■ **REQUIRED WORK**:
Copy out the listing in full, exactly as written, but not its pictures.

** start RAW RECORDS **

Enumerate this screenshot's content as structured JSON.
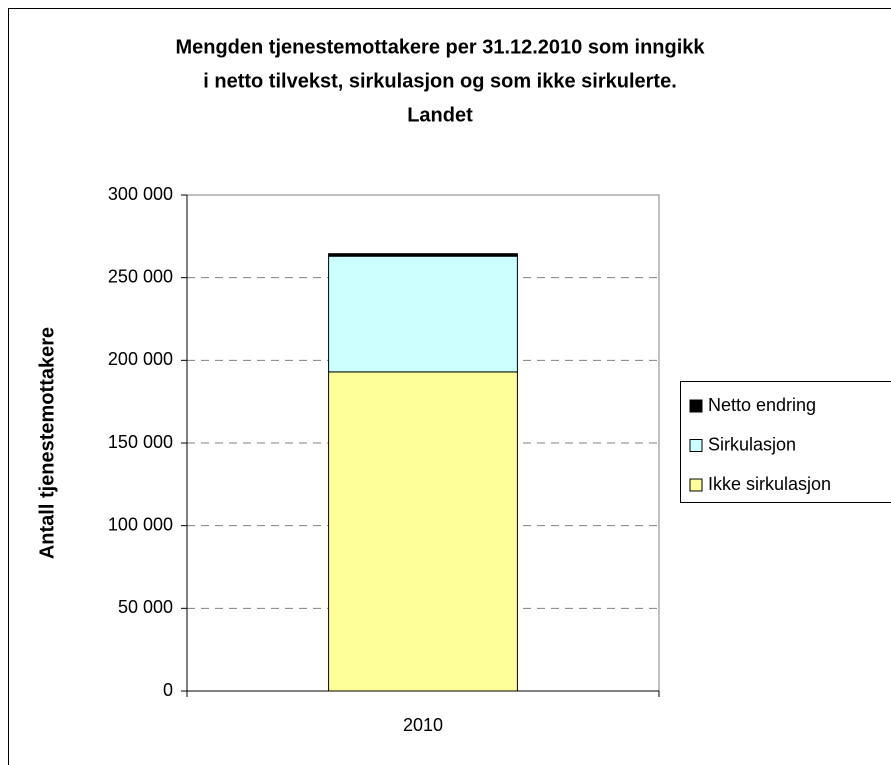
{
  "chart_data": {
    "type": "stacked-bar",
    "title": [
      "Mengden tjenestemottakere per 31.12.2010 som inngikk",
      "i netto tilvekst, sirkulasjon og som ikke sirkulerte.",
      "Landet"
    ],
    "y_label": "Antall tjenestemottakere",
    "categories": [
      "2010"
    ],
    "series": [
      {
        "name": "Ikke sirkulasjon",
        "color": "#ffff99",
        "values": [
          193000
        ]
      },
      {
        "name": "Sirkulasjon",
        "color": "#ccffff",
        "values": [
          70000
        ]
      },
      {
        "name": "Netto endring",
        "color": "#000000",
        "values": [
          1500
        ]
      }
    ],
    "ylim": [
      0,
      300000
    ],
    "yticks": [
      0,
      {
        "value": 50000,
        "label": "50 000"
      },
      {
        "value": 100000,
        "label": "100 000"
      },
      {
        "value": 150000,
        "label": "150 000"
      },
      {
        "value": 200000,
        "label": "200 000"
      },
      {
        "value": 250000,
        "label": "250 000"
      },
      {
        "value": 300000,
        "label": "300 000"
      }
    ],
    "grid": true,
    "legend": "right"
  }
}
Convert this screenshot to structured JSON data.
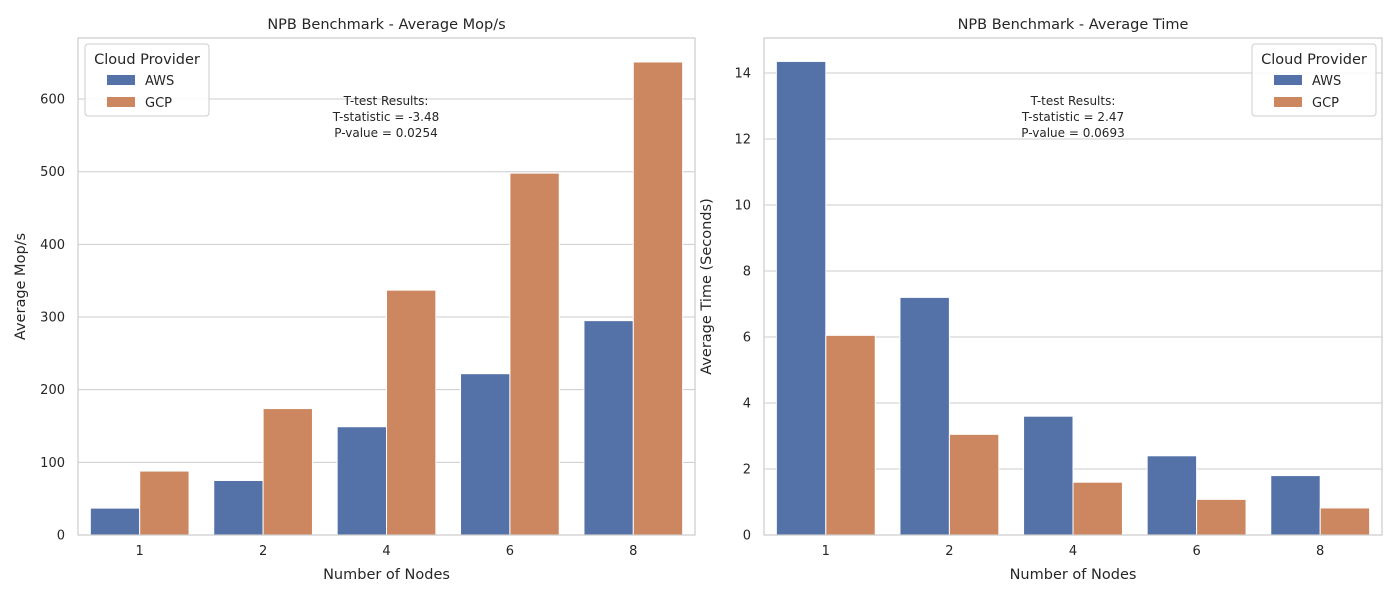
{
  "colors": {
    "AWS": "#5471a8",
    "GCP": "#cd8760"
  },
  "chart_data": [
    {
      "type": "bar",
      "title": "NPB Benchmark - Average Mop/s",
      "xlabel": "Number of Nodes",
      "ylabel": "Average Mop/s",
      "categories": [
        "1",
        "2",
        "4",
        "6",
        "8"
      ],
      "series": [
        {
          "name": "AWS",
          "values": [
            37,
            75,
            149,
            222,
            295
          ]
        },
        {
          "name": "GCP",
          "values": [
            88,
            174,
            337,
            498,
            651
          ]
        }
      ],
      "ylim": [
        0,
        684
      ],
      "yticks": [
        0,
        100,
        200,
        300,
        400,
        500,
        600
      ],
      "grid": true,
      "legend": {
        "title": "Cloud Provider",
        "position": "top-left"
      },
      "annotation": [
        "T-test Results:",
        "T-statistic = -3.48",
        "P-value = 0.0254"
      ]
    },
    {
      "type": "bar",
      "title": "NPB Benchmark - Average Time",
      "xlabel": "Number of Nodes",
      "ylabel": "Average Time (Seconds)",
      "categories": [
        "1",
        "2",
        "4",
        "6",
        "8"
      ],
      "series": [
        {
          "name": "AWS",
          "values": [
            14.35,
            7.2,
            3.6,
            2.4,
            1.8
          ]
        },
        {
          "name": "GCP",
          "values": [
            6.05,
            3.05,
            1.6,
            1.08,
            0.82
          ]
        }
      ],
      "ylim": [
        0,
        15.06
      ],
      "yticks": [
        0,
        2,
        4,
        6,
        8,
        10,
        12,
        14
      ],
      "grid": true,
      "legend": {
        "title": "Cloud Provider",
        "position": "top-right"
      },
      "annotation": [
        "T-test Results:",
        "T-statistic = 2.47",
        "P-value = 0.0693"
      ]
    }
  ]
}
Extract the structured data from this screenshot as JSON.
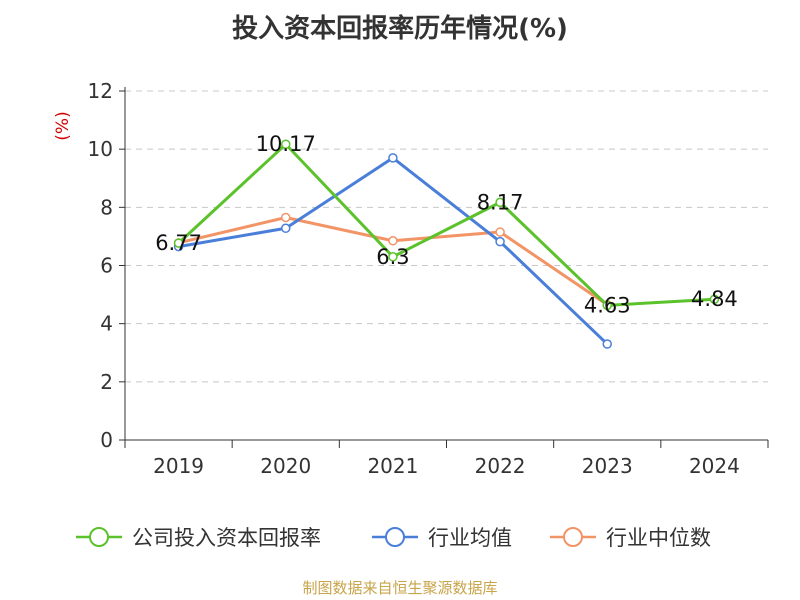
{
  "chart_data": {
    "type": "line",
    "title": "投入资本回报率历年情况(%)",
    "ylabel": "(%)",
    "xlabel": "",
    "categories": [
      "2019",
      "2020",
      "2021",
      "2022",
      "2023",
      "2024"
    ],
    "ylim": [
      0,
      12
    ],
    "yticks": [
      "0",
      "2",
      "4",
      "6",
      "8",
      "10",
      "12"
    ],
    "grid": true,
    "legend_position": "bottom",
    "series": [
      {
        "name": "公司投入资本回报率",
        "color": "#5cc22b",
        "values": [
          6.77,
          10.17,
          6.3,
          8.17,
          4.63,
          4.84
        ],
        "labels": [
          "6.77",
          "10.17",
          "6.3",
          "8.17",
          "4.63",
          "4.84"
        ]
      },
      {
        "name": "行业均值",
        "color": "#4a7fd9",
        "values": [
          6.65,
          7.28,
          9.7,
          6.82,
          3.3,
          null
        ],
        "labels": []
      },
      {
        "name": "行业中位数",
        "color": "#f29466",
        "values": [
          6.78,
          7.65,
          6.85,
          7.15,
          4.65,
          null
        ],
        "labels": []
      }
    ]
  },
  "source_note": "制图数据来自恒生聚源数据库"
}
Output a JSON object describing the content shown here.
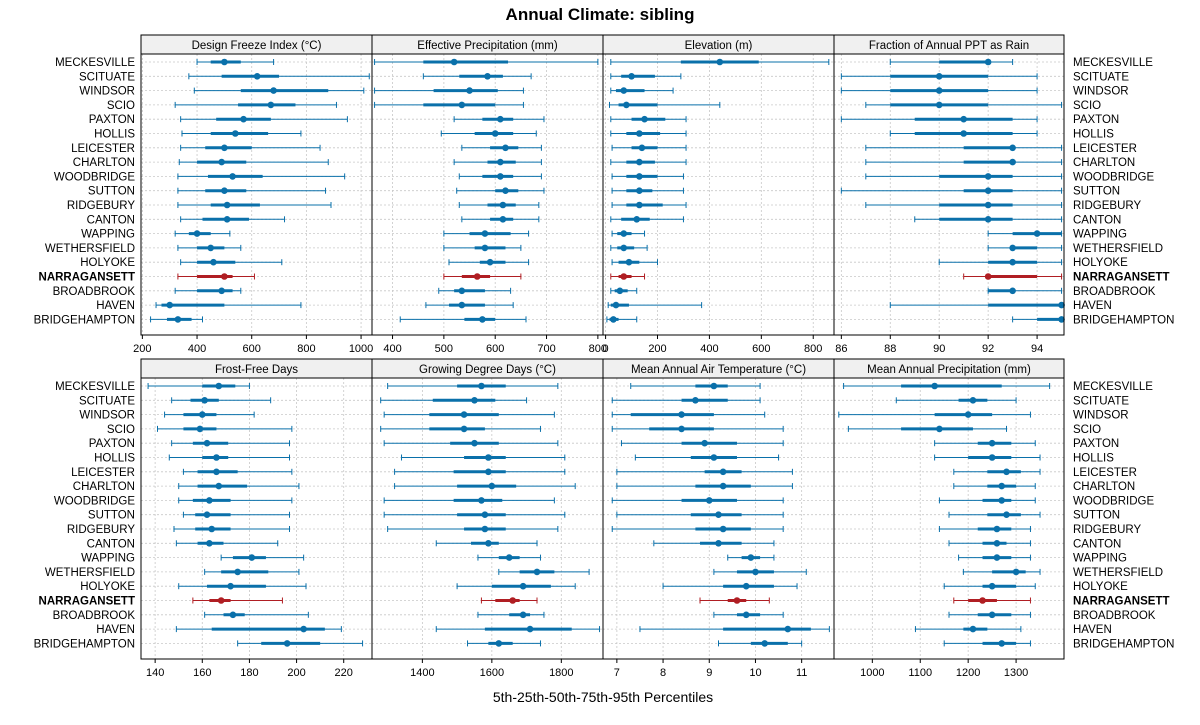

** end RAW RECORDS **

■ **RESULT OF THE TASK**:
Enumerate this screenshot's content as structured JSON.
{
  "chart_data": {
    "type": "stacked-bar",
    "title": [
      "Mengden tjenestemottakere per 31.12.2010 som inngikk",
      "i netto tilvekst, sirkulasjon og som ikke sirkulerte.",
      "Landet"
    ],
    "y_label": "Antall tjenestemottakere",
    "categories": [
      "2010"
    ],
    "series": [
      {
        "name": "Ikke sirkulasjon",
        "color": "#ffff99",
        "values": [
          193000
        ]
      },
      {
        "name": "Sirkulasjon",
        "color": "#ccffff",
        "values": [
          70000
        ]
      },
      {
        "name": "Netto endring",
        "color": "#000000",
        "values": [
          1500
        ]
      }
    ],
    "ylim": [
      0,
      300000
    ],
    "yticks": [
      0,
      {
        "value": 50000,
        "label": "50 000"
      },
      {
        "value": 100000,
        "label": "100 000"
      },
      {
        "value": 150000,
        "label": "150 000"
      },
      {
        "value": 200000,
        "label": "200 000"
      },
      {
        "value": 250000,
        "label": "250 000"
      },
      {
        "value": 300000,
        "label": "300 000"
      }
    ],
    "grid": true,
    "legend": "right"
  }
}
Convert this screenshot to structured JSON data.
{
  "colors": {
    "AWS": "#5471a8",
    "GCP": "#cd8760"
  },
  "chart_data": [
    {
      "type": "bar",
      "title": "NPB Benchmark - Average Mop/s",
      "xlabel": "Number of Nodes",
      "ylabel": "Average Mop/s",
      "categories": [
        "1",
        "2",
        "4",
        "6",
        "8"
      ],
      "series": [
        {
          "name": "AWS",
          "values": [
            37,
            75,
            149,
            222,
            295
          ]
        },
        {
          "name": "GCP",
          "values": [
            88,
            174,
            337,
            498,
            651
          ]
        }
      ],
      "ylim": [
        0,
        684
      ],
      "yticks": [
        0,
        100,
        200,
        300,
        400,
        500,
        600
      ],
      "grid": true,
      "legend": {
        "title": "Cloud Provider",
        "position": "top-left"
      },
      "annotation": [
        "T-test Results:",
        "T-statistic = -3.48",
        "P-value = 0.0254"
      ]
    },
    {
      "type": "bar",
      "title": "NPB Benchmark - Average Time",
      "xlabel": "Number of Nodes",
      "ylabel": "Average Time (Seconds)",
      "categories": [
        "1",
        "2",
        "4",
        "6",
        "8"
      ],
      "series": [
        {
          "name": "AWS",
          "values": [
            14.35,
            7.2,
            3.6,
            2.4,
            1.8
          ]
        },
        {
          "name": "GCP",
          "values": [
            6.05,
            3.05,
            1.6,
            1.08,
            0.82
          ]
        }
      ],
      "ylim": [
        0,
        15.06
      ],
      "yticks": [
        0,
        2,
        4,
        6,
        8,
        10,
        12,
        14
      ],
      "grid": true,
      "legend": {
        "title": "Cloud Provider",
        "position": "top-right"
      },
      "annotation": [
        "T-test Results:",
        "T-statistic = 2.47",
        "P-value = 0.0693"
      ]
    }
  ]
}
Extract the structured data from this screenshot as JSON.
{
  "chart_data": {
    "type": "line",
    "title": "投入资本回报率历年情况(%)",
    "ylabel": "(%)",
    "xlabel": "",
    "categories": [
      "2019",
      "2020",
      "2021",
      "2022",
      "2023",
      "2024"
    ],
    "ylim": [
      0,
      12
    ],
    "yticks": [
      "0",
      "2",
      "4",
      "6",
      "8",
      "10",
      "12"
    ],
    "grid": true,
    "legend_position": "bottom",
    "series": [
      {
        "name": "公司投入资本回报率",
        "color": "#5cc22b",
        "values": [
          6.77,
          10.17,
          6.3,
          8.17,
          4.63,
          4.84
        ],
        "labels": [
          "6.77",
          "10.17",
          "6.3",
          "8.17",
          "4.63",
          "4.84"
        ]
      },
      {
        "name": "行业均值",
        "color": "#4a7fd9",
        "values": [
          6.65,
          7.28,
          9.7,
          6.82,
          3.3,
          null
        ],
        "labels": []
      },
      {
        "name": "行业中位数",
        "color": "#f29466",
        "values": [
          6.78,
          7.65,
          6.85,
          7.15,
          4.65,
          null
        ],
        "labels": []
      }
    ]
  },
  "source_note": "制图数据来自恒生聚源数据库"
}
Output a JSON object describing the content shown here.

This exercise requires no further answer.